GIVEN EXERCISE ▸ Within the listing below, locate all lines containing the word "factory". Copy each one.

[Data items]
########
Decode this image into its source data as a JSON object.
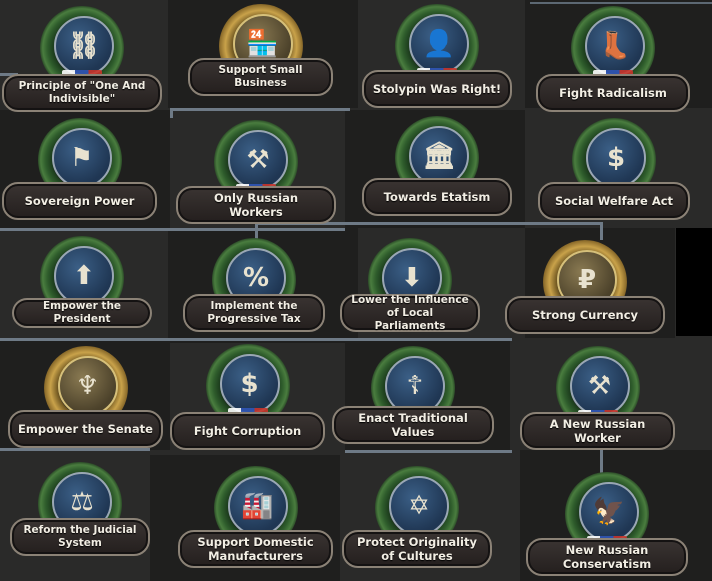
{
  "focuses": [
    {
      "id": "principle-one-indivisible",
      "label": "Principle of \"One And Indivisible\"",
      "icon": "chain-map-icon",
      "glyph": "⛓"
    },
    {
      "id": "support-small-business",
      "label": "Support Small Business",
      "icon": "shop-icon",
      "glyph": "🏪"
    },
    {
      "id": "stolypin-was-right",
      "label": "Stolypin Was Right!",
      "icon": "portrait-icon",
      "glyph": "👤"
    },
    {
      "id": "fight-radicalism",
      "label": "Fight Radicalism",
      "icon": "boot-icon",
      "glyph": "👢"
    },
    {
      "id": "sovereign-power",
      "label": "Sovereign Power",
      "icon": "russia-map-flags-icon",
      "glyph": "⚑"
    },
    {
      "id": "only-russian-workers",
      "label": "Only Russian Workers",
      "icon": "worker-factory-icon",
      "glyph": "⚒"
    },
    {
      "id": "towards-etatism",
      "label": "Towards Etatism",
      "icon": "government-building-icon",
      "glyph": "🏛"
    },
    {
      "id": "social-welfare-act",
      "label": "Social Welfare Act",
      "icon": "money-bag-crowd-icon",
      "glyph": "$"
    },
    {
      "id": "empower-the-president",
      "label": "Empower the President",
      "icon": "president-arrow-up-icon",
      "glyph": "⬆"
    },
    {
      "id": "implement-progressive-tax",
      "label": "Implement the Progressive Tax",
      "icon": "percent-tax-icon",
      "glyph": "%"
    },
    {
      "id": "lower-influence-local-parliaments",
      "label": "Lower the Influence of Local Parliaments",
      "icon": "parliament-arrow-down-icon",
      "glyph": "⬇"
    },
    {
      "id": "strong-currency",
      "label": "Strong Currency",
      "icon": "ruble-icon",
      "glyph": "₽"
    },
    {
      "id": "empower-the-senate",
      "label": "Empower the Senate",
      "icon": "angel-statue-icon",
      "glyph": "♆"
    },
    {
      "id": "fight-corruption",
      "label": "Fight Corruption",
      "icon": "hand-money-bag-icon",
      "glyph": "$"
    },
    {
      "id": "enact-traditional-values",
      "label": "Enact Traditional Values",
      "icon": "orthodox-cross-scroll-icon",
      "glyph": "☦"
    },
    {
      "id": "new-russian-worker",
      "label": "A New Russian Worker",
      "icon": "worker-hammer-icon",
      "glyph": "⚒"
    },
    {
      "id": "reform-judicial-system",
      "label": "Reform the Judicial System",
      "icon": "courthouse-gavel-icon",
      "glyph": "⚖"
    },
    {
      "id": "support-domestic-manufacturers",
      "label": "Support Domestic Manufacturers",
      "icon": "factory-money-icon",
      "glyph": "🏭"
    },
    {
      "id": "protect-originality-cultures",
      "label": "Protect Originality of Cultures",
      "icon": "religious-symbols-shield-icon",
      "glyph": "✡"
    },
    {
      "id": "new-russian-conservatism",
      "label": "New Russian Conservatism",
      "icon": "eagle-shield-icon",
      "glyph": "🦅"
    }
  ]
}
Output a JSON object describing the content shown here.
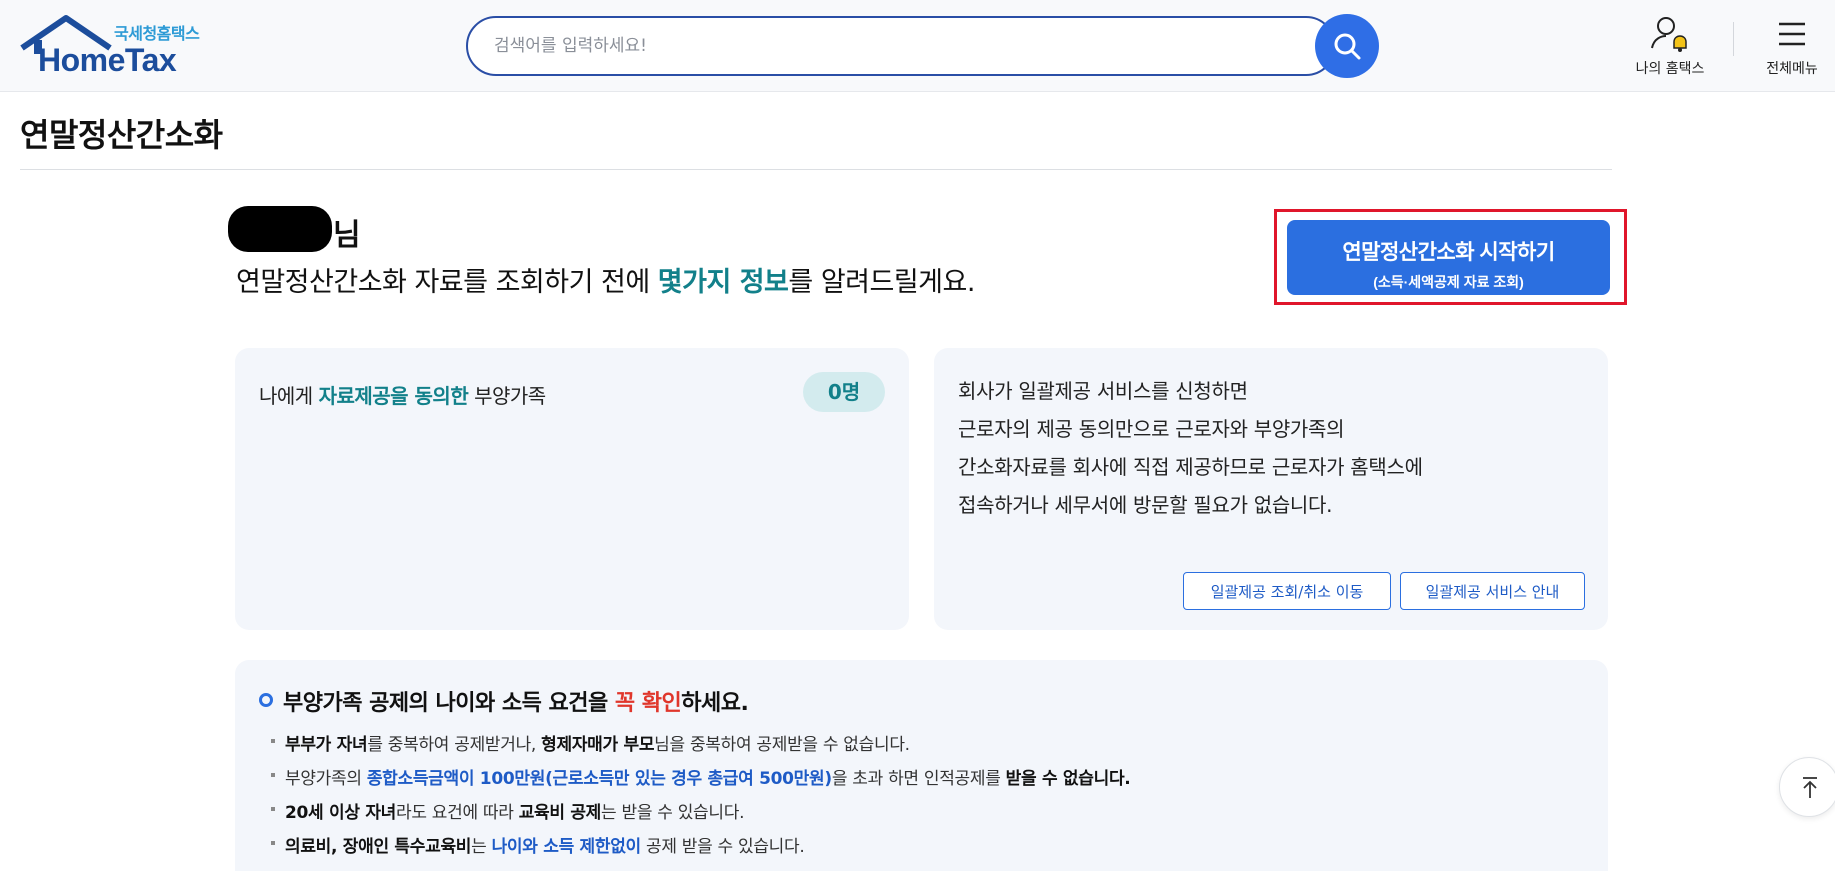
{
  "header": {
    "logo_sub": "국세청홈택스",
    "logo_main": "HomeTax",
    "search_placeholder": "검색어를 입력하세요!",
    "my_hometax": "나의 홈택스",
    "all_menu": "전체메뉴",
    "icons": {
      "search": "search-icon",
      "user": "user-bell-icon",
      "menu": "hamburger-icon"
    }
  },
  "page": {
    "title": "연말정산간소화"
  },
  "greeting": {
    "suffix": "님",
    "intro_pre": "연말정산간소화 자료를 조회하기 전에 ",
    "intro_hl": "몇가지 정보",
    "intro_post": "를 알려드릴게요."
  },
  "start_button": {
    "line1": "연말정산간소화 시작하기",
    "line2": "(소득·세액공제 자료 조회)"
  },
  "consent_card": {
    "label_pre": "나에게 ",
    "label_hl": "자료제공을 동의한",
    "label_post": " 부양가족",
    "count": "0명"
  },
  "bulk_card": {
    "lines": [
      "회사가 일괄제공 서비스를 신청하면",
      "근로자의 제공 동의만으로 근로자와 부양가족의",
      "간소화자료를 회사에 직접 제공하므로 근로자가 홈택스에",
      "접속하거나 세무서에 방문할 필요가 없습니다."
    ],
    "btn_lookup": "일괄제공 조회/취소 이동",
    "btn_guide": "일괄제공 서비스 안내"
  },
  "notice": {
    "head_pre": "부양가족 공제의 나이와 소득 요건을 ",
    "head_red": "꼭 확인",
    "head_post": "하세요.",
    "items": [
      {
        "b1": "부부가 자녀",
        "t1": "를 중복하여 공제받거나, ",
        "b2": "형제자매가 부모",
        "t2": "님을 중복하여 공제받을 수 없습니다."
      },
      {
        "t1": "부양가족의 ",
        "blue": "종합소득금액이 100만원(근로소득만 있는 경우 총급여 500만원)",
        "t2": "을 초과 하면 인적공제를 ",
        "b2": "받을 수 없습니다."
      },
      {
        "b1": "20세 이상 자녀",
        "t1": "라도 요건에 따라 ",
        "b2": "교육비 공제",
        "t2": "는 받을 수 있습니다."
      },
      {
        "b1": "의료비, 장애인 특수교육비",
        "t1": "는 ",
        "blue": "나이와 소득 제한없이",
        "t2": " 공제 받을 수 있습니다."
      }
    ]
  },
  "colors": {
    "accent": "#2b6fe0",
    "teal": "#12808a",
    "red_frame": "#e0162b",
    "navy": "#1c4d9c"
  }
}
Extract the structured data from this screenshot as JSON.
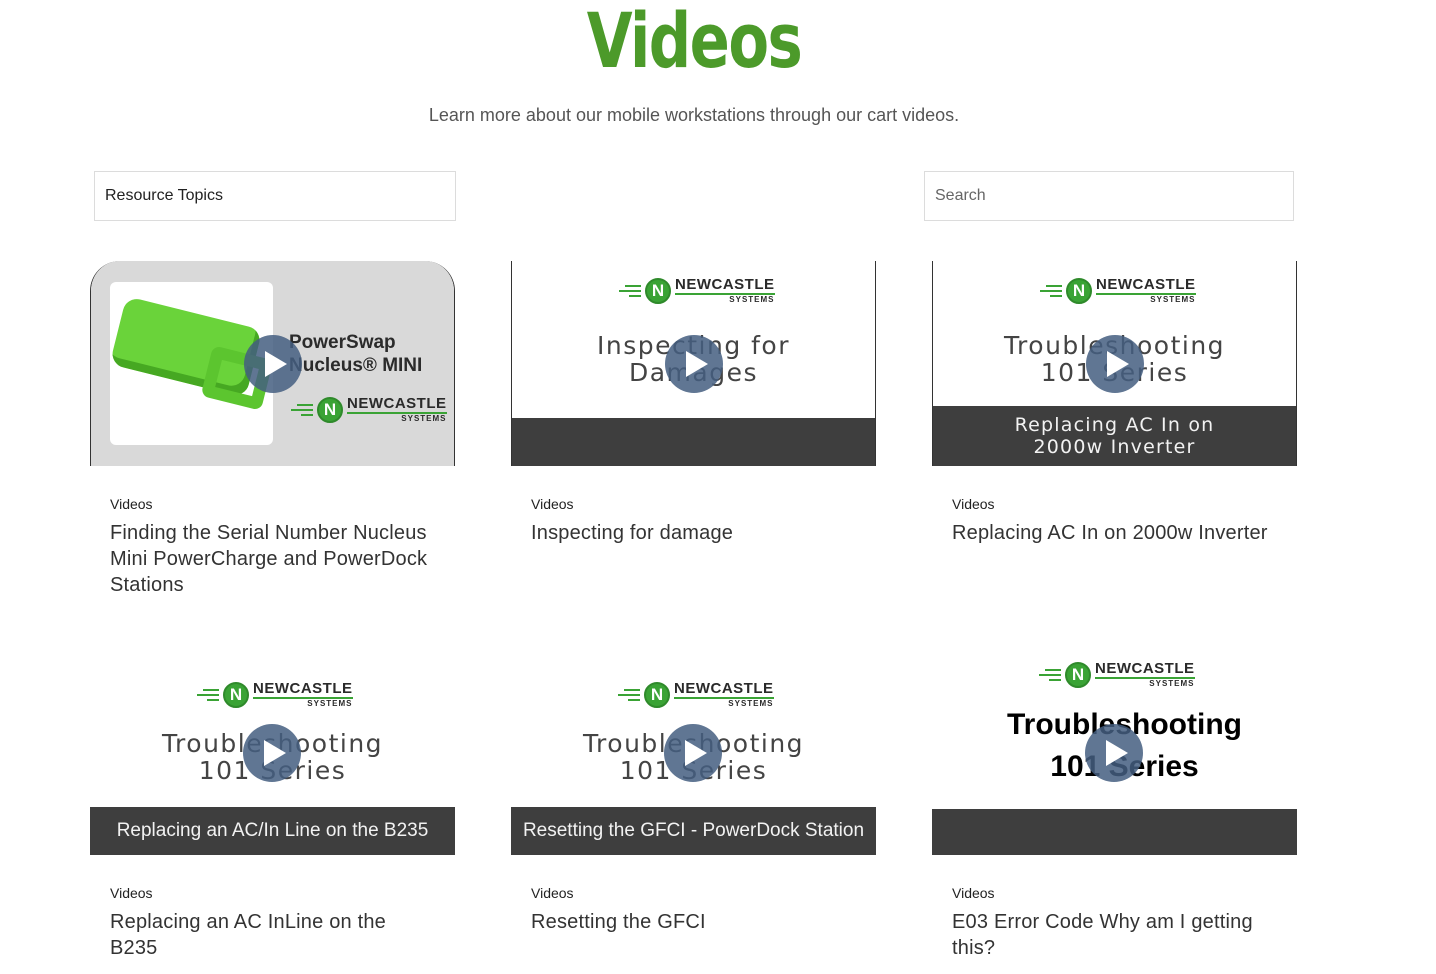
{
  "header": {
    "title": "Videos",
    "subtitle": "Learn more about our mobile workstations through our cart videos."
  },
  "filters": {
    "topics_label": "Resource Topics",
    "search_placeholder": "Search"
  },
  "brand": {
    "name": "NEWCASTLE",
    "sub": "SYSTEMS",
    "badge": "N"
  },
  "colors": {
    "title_green": "#4c9a2a",
    "brand_green": "#3aa335",
    "bar_dark": "#3e3e3e",
    "play_blue": "#445e80"
  },
  "cards": [
    {
      "category": "Videos",
      "title": "Finding the Serial Number Nucleus Mini PowerCharge and PowerDock Stations",
      "thumb_line1": "PowerSwap",
      "thumb_line2": "Nucleus® MINI"
    },
    {
      "category": "Videos",
      "title": "Inspecting for damage",
      "thumb_line1": "Inspecting for",
      "thumb_line2": "Damages"
    },
    {
      "category": "Videos",
      "title": "Replacing AC In on 2000w Inverter",
      "thumb_line1": "Troubleshooting",
      "thumb_line2": "101 Series",
      "thumb_bar1": "Replacing AC In on",
      "thumb_bar2": "2000w Inverter"
    },
    {
      "category": "Videos",
      "title": "Replacing an AC InLine on the B235",
      "thumb_line1": "Troubleshooting",
      "thumb_line2": "101 Series",
      "thumb_bar": "Replacing an AC/In Line on the B235"
    },
    {
      "category": "Videos",
      "title": "Resetting the GFCI",
      "thumb_line1": "Troubleshooting",
      "thumb_line2": "101 Series",
      "thumb_bar": "Resetting the GFCI - PowerDock Station"
    },
    {
      "category": "Videos",
      "title": "E03 Error Code Why am I getting this?",
      "thumb_line1": "Troubleshooting",
      "thumb_line2": "101 Series"
    }
  ]
}
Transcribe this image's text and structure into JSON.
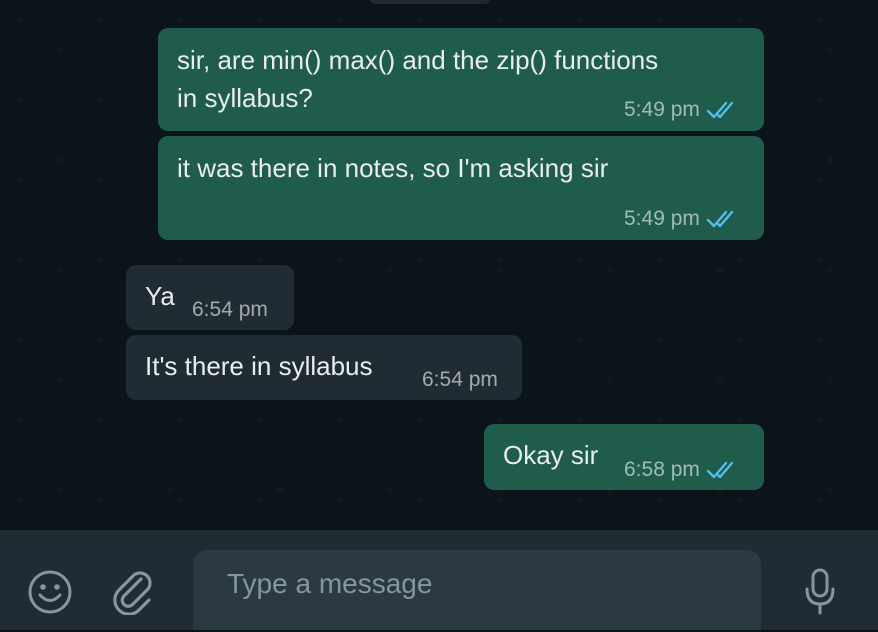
{
  "messages": [
    {
      "direction": "outgoing",
      "lines": [
        "sir, are min() max() and the zip() functions",
        "in syllabus?"
      ],
      "time": "5:49 pm",
      "status": "read-double-tick-icon"
    },
    {
      "direction": "outgoing",
      "lines": [
        "it was there in notes, so I'm asking sir"
      ],
      "time": "5:49 pm",
      "status": "read-double-tick-icon"
    },
    {
      "direction": "incoming",
      "lines": [
        "Ya"
      ],
      "time": "6:54 pm"
    },
    {
      "direction": "incoming",
      "lines": [
        "It's there in syllabus"
      ],
      "time": "6:54 pm"
    },
    {
      "direction": "outgoing",
      "lines": [
        "Okay sir"
      ],
      "time": "6:58 pm",
      "status": "read-double-tick-icon"
    }
  ],
  "composer": {
    "placeholder": "Type a message",
    "value": ""
  },
  "icons": {
    "emoji": "emoji-icon",
    "attach": "attach-paperclip-icon",
    "mic": "microphone-icon"
  },
  "colors": {
    "background": "#0b141a",
    "outgoing_bubble": "#1f5c4b",
    "incoming_bubble": "#202c33",
    "read_tick": "#53bdeb",
    "input_bar": "#1f2c34",
    "composer_field": "#2a3942"
  }
}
########
COMPLETED TASK ▸
      "icon": "worker-factory-icon",
      "icon": "factory-money-icon",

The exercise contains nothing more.